__TASK DESCRIPTION__: In the records below, some lines hold the word "activity". Copy each of those lines.
==============================
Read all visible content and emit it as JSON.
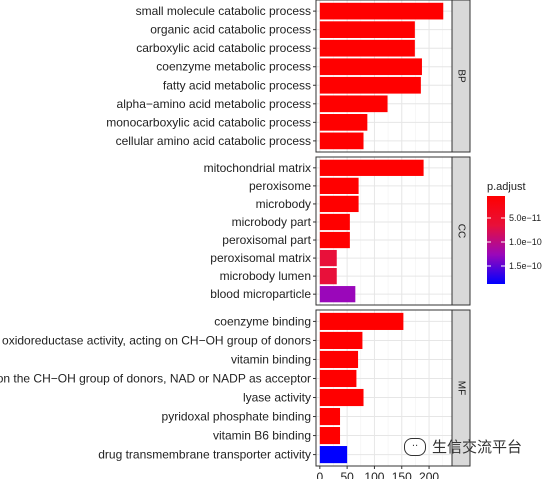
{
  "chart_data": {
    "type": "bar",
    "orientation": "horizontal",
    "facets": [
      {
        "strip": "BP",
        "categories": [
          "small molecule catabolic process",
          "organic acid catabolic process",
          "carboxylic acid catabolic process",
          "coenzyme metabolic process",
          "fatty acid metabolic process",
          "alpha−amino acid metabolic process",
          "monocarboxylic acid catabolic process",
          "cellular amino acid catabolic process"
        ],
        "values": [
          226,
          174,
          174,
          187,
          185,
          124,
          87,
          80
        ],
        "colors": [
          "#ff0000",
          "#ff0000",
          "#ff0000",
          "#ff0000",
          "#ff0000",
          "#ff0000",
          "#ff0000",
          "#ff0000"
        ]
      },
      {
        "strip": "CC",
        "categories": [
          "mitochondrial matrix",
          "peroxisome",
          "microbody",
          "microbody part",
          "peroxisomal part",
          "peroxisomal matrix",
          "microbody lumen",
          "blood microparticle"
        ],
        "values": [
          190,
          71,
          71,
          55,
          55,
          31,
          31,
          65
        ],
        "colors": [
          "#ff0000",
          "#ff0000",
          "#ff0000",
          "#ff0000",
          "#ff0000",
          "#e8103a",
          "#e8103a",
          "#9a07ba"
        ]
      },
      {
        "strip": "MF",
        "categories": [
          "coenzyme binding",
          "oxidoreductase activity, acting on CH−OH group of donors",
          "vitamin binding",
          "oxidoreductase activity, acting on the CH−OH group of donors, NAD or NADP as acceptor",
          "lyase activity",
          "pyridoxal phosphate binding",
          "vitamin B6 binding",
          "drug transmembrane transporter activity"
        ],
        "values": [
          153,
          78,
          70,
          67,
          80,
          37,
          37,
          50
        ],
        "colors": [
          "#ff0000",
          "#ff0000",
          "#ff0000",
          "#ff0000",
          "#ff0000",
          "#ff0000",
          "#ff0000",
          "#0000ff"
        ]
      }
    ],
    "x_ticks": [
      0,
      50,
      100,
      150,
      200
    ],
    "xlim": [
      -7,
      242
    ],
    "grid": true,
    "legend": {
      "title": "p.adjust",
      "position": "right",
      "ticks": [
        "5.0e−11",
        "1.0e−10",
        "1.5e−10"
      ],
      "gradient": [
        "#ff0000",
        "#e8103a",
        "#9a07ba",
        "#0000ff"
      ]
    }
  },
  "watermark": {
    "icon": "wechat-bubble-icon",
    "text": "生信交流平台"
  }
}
==============================
__ANSWER TO THIS TASK__:
          "oxidoreductase activity, acting on CH−OH group of donors",
          "oxidoreductase activity, acting on the CH−OH group of donors, NAD or NADP as acceptor",
          "lyase activity",
          "drug transmembrane transporter activity"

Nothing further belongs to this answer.